TASK OBJECTIVE:
In the records below, count every line containing "this". Reply with the number only.

[Collection entries]
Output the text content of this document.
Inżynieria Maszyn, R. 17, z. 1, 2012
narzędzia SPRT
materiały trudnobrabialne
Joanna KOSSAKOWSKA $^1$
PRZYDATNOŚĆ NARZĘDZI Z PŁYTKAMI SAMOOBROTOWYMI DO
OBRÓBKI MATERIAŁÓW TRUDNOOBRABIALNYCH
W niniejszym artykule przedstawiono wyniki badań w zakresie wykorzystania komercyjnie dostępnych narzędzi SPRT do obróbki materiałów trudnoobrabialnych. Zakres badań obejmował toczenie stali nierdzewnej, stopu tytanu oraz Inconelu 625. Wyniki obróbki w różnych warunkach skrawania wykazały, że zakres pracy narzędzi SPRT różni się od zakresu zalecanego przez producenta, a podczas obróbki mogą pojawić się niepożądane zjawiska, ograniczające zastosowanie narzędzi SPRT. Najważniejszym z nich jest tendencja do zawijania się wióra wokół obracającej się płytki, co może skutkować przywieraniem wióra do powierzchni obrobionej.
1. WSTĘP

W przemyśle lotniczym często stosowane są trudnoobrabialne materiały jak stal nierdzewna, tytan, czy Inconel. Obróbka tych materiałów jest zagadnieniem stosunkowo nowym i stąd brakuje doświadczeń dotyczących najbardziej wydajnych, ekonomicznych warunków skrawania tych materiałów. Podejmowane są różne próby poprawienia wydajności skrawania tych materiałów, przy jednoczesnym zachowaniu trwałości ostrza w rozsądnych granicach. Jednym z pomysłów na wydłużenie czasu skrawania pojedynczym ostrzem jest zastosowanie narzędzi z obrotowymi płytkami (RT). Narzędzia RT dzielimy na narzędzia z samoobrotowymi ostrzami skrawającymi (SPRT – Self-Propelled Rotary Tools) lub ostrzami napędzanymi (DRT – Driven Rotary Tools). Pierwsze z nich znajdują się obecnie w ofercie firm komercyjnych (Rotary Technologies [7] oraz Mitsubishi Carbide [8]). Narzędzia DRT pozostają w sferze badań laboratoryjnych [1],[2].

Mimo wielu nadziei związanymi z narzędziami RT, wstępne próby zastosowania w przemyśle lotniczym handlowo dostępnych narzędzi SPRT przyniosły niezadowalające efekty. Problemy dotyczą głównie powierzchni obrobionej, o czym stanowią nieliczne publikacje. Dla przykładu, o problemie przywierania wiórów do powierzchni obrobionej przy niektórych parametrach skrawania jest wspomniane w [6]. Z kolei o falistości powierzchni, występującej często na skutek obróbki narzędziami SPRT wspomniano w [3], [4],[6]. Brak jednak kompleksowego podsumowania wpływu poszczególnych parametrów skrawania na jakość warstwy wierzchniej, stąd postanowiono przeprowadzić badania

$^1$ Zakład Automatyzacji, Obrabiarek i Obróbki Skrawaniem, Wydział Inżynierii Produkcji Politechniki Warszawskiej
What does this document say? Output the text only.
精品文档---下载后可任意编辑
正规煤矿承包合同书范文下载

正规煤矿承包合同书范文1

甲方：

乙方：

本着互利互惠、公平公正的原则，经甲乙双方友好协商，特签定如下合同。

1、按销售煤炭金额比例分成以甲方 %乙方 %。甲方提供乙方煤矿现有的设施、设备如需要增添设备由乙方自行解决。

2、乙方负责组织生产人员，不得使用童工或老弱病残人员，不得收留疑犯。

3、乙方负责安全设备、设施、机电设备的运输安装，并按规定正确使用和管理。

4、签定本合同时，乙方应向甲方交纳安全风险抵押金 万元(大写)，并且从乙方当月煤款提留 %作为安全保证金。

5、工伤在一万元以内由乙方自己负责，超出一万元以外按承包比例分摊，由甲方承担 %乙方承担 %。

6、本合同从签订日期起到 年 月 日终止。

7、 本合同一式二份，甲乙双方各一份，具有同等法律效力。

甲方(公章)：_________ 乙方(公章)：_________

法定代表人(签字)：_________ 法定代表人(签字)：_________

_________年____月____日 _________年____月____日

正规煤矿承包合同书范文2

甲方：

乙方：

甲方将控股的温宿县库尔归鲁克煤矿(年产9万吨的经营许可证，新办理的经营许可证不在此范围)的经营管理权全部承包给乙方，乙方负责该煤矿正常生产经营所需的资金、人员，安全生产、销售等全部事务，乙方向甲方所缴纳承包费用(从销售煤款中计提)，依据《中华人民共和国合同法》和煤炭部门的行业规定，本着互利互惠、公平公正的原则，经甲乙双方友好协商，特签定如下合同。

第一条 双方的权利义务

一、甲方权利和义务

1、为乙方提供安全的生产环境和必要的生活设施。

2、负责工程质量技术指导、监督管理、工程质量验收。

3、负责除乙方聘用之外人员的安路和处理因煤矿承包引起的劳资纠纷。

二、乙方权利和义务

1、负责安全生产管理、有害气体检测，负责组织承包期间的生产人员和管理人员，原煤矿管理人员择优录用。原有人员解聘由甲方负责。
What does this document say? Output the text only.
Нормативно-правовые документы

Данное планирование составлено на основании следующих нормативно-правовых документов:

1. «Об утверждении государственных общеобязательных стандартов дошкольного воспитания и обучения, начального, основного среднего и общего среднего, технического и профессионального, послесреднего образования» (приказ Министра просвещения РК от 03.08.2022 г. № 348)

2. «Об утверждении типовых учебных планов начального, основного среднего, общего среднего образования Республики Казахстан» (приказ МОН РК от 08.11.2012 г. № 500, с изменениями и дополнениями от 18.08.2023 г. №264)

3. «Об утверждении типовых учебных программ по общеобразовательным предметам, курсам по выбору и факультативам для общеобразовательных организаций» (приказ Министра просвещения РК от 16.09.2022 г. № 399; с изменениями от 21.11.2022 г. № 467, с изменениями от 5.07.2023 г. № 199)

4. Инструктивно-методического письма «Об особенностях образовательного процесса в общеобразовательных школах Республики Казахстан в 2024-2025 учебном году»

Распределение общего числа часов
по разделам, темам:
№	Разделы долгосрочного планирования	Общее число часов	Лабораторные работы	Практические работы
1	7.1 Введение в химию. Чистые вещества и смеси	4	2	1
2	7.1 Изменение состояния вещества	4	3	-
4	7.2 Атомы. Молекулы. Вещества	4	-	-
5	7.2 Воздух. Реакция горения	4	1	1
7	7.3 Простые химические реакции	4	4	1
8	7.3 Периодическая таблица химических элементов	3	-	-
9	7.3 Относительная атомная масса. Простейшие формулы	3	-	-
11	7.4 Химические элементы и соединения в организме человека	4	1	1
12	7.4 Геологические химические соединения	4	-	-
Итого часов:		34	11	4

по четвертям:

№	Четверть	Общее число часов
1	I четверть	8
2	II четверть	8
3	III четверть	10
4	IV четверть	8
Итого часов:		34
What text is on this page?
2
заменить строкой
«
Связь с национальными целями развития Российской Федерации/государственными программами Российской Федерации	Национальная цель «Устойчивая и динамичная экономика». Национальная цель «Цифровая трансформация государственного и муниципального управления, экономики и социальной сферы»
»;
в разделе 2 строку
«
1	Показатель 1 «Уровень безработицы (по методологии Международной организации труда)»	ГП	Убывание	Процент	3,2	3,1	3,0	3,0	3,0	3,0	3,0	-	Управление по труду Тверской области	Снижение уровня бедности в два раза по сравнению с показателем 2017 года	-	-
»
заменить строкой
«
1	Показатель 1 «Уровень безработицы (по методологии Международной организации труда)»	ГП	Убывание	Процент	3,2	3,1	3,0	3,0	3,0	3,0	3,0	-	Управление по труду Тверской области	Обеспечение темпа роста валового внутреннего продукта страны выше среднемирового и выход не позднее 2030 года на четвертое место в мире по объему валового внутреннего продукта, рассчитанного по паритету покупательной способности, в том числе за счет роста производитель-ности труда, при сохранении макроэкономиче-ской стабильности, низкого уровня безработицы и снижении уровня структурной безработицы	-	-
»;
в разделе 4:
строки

TASK SOLUTION:
4